**Exercise task:**
Each record must be retyped in full. No character may differ.

**Provided data:**
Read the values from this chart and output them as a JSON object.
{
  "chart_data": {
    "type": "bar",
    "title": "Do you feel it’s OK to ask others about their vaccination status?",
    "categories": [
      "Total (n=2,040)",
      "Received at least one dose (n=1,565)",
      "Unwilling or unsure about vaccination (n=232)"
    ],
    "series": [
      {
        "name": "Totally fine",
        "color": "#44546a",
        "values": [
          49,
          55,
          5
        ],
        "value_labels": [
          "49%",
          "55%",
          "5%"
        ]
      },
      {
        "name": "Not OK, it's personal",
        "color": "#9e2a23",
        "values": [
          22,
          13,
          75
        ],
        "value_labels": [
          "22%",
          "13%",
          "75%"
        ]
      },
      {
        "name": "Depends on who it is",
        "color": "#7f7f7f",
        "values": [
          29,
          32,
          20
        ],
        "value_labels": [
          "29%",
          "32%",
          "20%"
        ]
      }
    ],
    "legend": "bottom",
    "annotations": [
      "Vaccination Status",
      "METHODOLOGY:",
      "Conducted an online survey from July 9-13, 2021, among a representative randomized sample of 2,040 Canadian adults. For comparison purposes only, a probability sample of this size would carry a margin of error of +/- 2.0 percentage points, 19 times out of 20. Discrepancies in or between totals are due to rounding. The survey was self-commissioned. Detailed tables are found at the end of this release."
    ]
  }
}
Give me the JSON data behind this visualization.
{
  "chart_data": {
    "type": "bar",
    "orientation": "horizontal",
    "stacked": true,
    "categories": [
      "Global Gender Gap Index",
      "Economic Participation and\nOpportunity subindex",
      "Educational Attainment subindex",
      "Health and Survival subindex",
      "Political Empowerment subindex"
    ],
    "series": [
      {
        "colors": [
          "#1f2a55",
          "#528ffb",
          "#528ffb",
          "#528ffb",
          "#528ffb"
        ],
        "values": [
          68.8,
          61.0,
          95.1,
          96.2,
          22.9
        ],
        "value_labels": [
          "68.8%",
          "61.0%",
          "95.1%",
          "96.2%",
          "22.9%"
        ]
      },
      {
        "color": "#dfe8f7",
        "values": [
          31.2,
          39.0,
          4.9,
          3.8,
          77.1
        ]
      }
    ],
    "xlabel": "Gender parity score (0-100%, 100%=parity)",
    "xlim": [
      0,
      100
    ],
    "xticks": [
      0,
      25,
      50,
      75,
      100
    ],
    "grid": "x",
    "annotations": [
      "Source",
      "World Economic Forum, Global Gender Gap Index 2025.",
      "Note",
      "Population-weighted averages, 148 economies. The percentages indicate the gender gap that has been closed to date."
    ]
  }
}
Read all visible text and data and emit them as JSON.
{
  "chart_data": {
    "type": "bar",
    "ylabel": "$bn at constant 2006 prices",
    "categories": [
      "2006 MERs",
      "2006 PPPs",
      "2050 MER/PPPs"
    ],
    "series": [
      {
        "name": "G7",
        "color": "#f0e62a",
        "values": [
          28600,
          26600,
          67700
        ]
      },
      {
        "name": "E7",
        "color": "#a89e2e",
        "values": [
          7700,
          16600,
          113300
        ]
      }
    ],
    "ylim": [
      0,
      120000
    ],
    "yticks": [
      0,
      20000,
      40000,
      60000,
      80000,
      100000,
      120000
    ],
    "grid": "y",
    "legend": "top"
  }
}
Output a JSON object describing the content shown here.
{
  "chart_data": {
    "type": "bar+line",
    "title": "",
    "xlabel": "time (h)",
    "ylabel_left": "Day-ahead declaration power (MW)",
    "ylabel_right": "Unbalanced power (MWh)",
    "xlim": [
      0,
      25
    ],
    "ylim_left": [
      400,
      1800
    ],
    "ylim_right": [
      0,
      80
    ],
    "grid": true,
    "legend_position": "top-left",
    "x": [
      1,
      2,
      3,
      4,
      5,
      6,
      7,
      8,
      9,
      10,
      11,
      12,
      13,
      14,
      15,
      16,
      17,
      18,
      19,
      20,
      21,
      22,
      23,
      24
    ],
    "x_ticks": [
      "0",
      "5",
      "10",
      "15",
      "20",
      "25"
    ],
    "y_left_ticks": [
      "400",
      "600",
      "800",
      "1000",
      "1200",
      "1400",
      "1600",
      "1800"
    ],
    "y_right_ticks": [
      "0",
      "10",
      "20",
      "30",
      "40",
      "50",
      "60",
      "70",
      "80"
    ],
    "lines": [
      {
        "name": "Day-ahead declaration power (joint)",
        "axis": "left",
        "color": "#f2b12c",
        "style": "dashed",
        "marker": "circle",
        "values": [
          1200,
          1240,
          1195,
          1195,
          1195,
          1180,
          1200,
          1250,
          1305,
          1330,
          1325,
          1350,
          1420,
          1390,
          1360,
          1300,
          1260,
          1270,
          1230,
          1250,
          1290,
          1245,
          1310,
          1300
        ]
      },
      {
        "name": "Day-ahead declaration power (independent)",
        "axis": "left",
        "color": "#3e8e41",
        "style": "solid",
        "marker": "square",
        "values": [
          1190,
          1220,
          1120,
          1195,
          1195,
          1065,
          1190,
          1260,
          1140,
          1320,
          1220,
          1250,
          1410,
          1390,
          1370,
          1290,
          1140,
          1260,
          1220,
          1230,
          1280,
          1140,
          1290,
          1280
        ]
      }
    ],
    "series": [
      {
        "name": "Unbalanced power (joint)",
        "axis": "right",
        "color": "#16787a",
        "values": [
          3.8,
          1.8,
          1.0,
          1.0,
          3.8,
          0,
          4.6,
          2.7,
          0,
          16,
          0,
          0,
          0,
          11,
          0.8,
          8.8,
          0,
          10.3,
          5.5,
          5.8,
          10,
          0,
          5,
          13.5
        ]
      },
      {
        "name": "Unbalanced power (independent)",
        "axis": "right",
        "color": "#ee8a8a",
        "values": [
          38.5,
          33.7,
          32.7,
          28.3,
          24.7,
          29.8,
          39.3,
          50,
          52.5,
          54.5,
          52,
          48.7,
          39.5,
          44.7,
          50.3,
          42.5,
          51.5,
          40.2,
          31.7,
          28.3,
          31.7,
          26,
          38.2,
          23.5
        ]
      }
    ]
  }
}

**The result:**
Read the values from this chart and output them as a JSON object.
{
  "chart_data": {
    "type": "bar",
    "title": "Do you feel it’s OK to ask others about their vaccination status?",
    "categories": [
      "Total (n=2,040)",
      "Received at least one dose (n=1,565)",
      "Unwilling or unsure about vaccination (n=232)"
    ],
    "series": [
      {
        "name": "Totally fine",
        "color": "#44546a",
        "values": [
          49,
          55,
          5
        ],
        "value_labels": [
          "49%",
          "55%",
          "5%"
        ]
      },
      {
        "name": "Not OK, it's personal",
        "color": "#9e2a23",
        "values": [
          22,
          13,
          75
        ],
        "value_labels": [
          "22%",
          "13%",
          "75%"
        ]
      },
      {
        "name": "Depends on who it is",
        "color": "#7f7f7f",
        "values": [
          29,
          32,
          20
        ],
        "value_labels": [
          "29%",
          "32%",
          "20%"
        ]
      }
    ],
    "legend": "bottom",
    "annotations": [
      "Vaccination Status",
      "METHODOLOGY:",
      "Conducted an online survey from July 9-13, 2021, among a representative randomized sample of 2,040 Canadian adults. For comparison purposes only, a probability sample of this size would carry a margin of error of +/- 2.0 percentage points, 19 times out of 20. Discrepancies in or between totals are due to rounding. The survey was self-commissioned. Detailed tables are found at the end of this release."
    ]
  }
}
Give me the JSON data behind this visualization.
{
  "chart_data": {
    "type": "bar",
    "orientation": "horizontal",
    "stacked": true,
    "categories": [
      "Global Gender Gap Index",
      "Economic Participation and\nOpportunity subindex",
      "Educational Attainment subindex",
      "Health and Survival subindex",
      "Political Empowerment subindex"
    ],
    "series": [
      {
        "colors": [
          "#1f2a55",
          "#528ffb",
          "#528ffb",
          "#528ffb",
          "#528ffb"
        ],
        "values": [
          68.8,
          61.0,
          95.1,
          96.2,
          22.9
        ],
        "value_labels": [
          "68.8%",
          "61.0%",
          "95.1%",
          "96.2%",
          "22.9%"
        ]
      },
      {
        "color": "#dfe8f7",
        "values": [
          31.2,
          39.0,
          4.9,
          3.8,
          77.1
        ]
      }
    ],
    "xlabel": "Gender parity score (0-100%, 100%=parity)",
    "xlim": [
      0,
      100
    ],
    "xticks": [
      0,
      25,
      50,
      75,
      100
    ],
    "grid": "x",
    "annotations": [
      "Source",
      "World Economic Forum, Global Gender Gap Index 2025.",
      "Note",
      "Population-weighted averages, 148 economies. The percentages indicate the gender gap that has been closed to date."
    ]
  }
}
Read all visible text and data and emit them as JSON.
{
  "chart_data": {
    "type": "bar",
    "ylabel": "$bn at constant 2006 prices",
    "categories": [
      "2006 MERs",
      "2006 PPPs",
      "2050 MER/PPPs"
    ],
    "series": [
      {
        "name": "G7",
        "color": "#f0e62a",
        "values": [
          28600,
          26600,
          67700
        ]
      },
      {
        "name": "E7",
        "color": "#a89e2e",
        "values": [
          7700,
          16600,
          113300
        ]
      }
    ],
    "ylim": [
      0,
      120000
    ],
    "yticks": [
      0,
      20000,
      40000,
      60000,
      80000,
      100000,
      120000
    ],
    "grid": "y",
    "legend": "top"
  }
}
Output a JSON object describing the content shown here.
{
  "chart_data": {
    "type": "bar+line",
    "title": "",
    "xlabel": "time (h)",
    "ylabel_left": "Day-ahead declaration power (MW)",
    "ylabel_right": "Unbalanced power (MWh)",
    "xlim": [
      0,
      25
    ],
    "ylim_left": [
      400,
      1800
    ],
    "ylim_right": [
      0,
      80
    ],
    "grid": true,
    "legend_position": "top-left",
    "x": [
      1,
      2,
      3,
      4,
      5,
      6,
      7,
      8,
      9,
      10,
      11,
      12,
      13,
      14,
      15,
      16,
      17,
      18,
      19,
      20,
      21,
      22,
      23,
      24
    ],
    "x_ticks": [
      "0",
      "5",
      "10",
      "15",
      "20",
      "25"
    ],
    "y_left_ticks": [
      "400",
      "600",
      "800",
      "1000",
      "1200",
      "1400",
      "1600",
      "1800"
    ],
    "y_right_ticks": [
      "0",
      "10",
      "20",
      "30",
      "40",
      "50",
      "60",
      "70",
      "80"
    ],
    "lines": [
      {
        "name": "Day-ahead declaration power (joint)",
        "axis": "left",
        "color": "#f2b12c",
        "style": "dashed",
        "marker": "circle",
        "values": [
          1200,
          1240,
          1195,
          1195,
          1195,
          1180,
          1200,
          1250,
          1305,
          1330,
          1325,
          1350,
          1420,
          1390,
          1360,
          1300,
          1260,
          1270,
          1230,
          1250,
          1290,
          1245,
          1310,
          1300
        ]
      },
      {
        "name": "Day-ahead declaration power (independent)",
        "axis": "left",
        "color": "#3e8e41",
        "style": "solid",
        "marker": "square",
        "values": [
          1190,
          1220,
          1120,
          1195,
          1195,
          1065,
          1190,
          1260,
          1140,
          1320,
          1220,
          1250,
          1410,
          1390,
          1370,
          1290,
          1140,
          1260,
          1220,
          1230,
          1280,
          1140,
          1290,
          1280
        ]
      }
    ],
    "series": [
      {
        "name": "Unbalanced power (joint)",
        "axis": "right",
        "color": "#16787a",
        "values": [
          3.8,
          1.8,
          1.0,
          1.0,
          3.8,
          0,
          4.6,
          2.7,
          0,
          16,
          0,
          0,
          0,
          11,
          0.8,
          8.8,
          0,
          10.3,
          5.5,
          5.8,
          10,
          0,
          5,
          13.5
        ]
      },
      {
        "name": "Unbalanced power (independent)",
        "axis": "right",
        "color": "#ee8a8a",
        "values": [
          38.5,
          33.7,
          32.7,
          28.3,
          24.7,
          29.8,
          39.3,
          50,
          52.5,
          54.5,
          52,
          48.7,
          39.5,
          44.7,
          50.3,
          42.5,
          51.5,
          40.2,
          31.7,
          28.3,
          31.7,
          26,
          38.2,
          23.5
        ]
      }
    ]
  }
}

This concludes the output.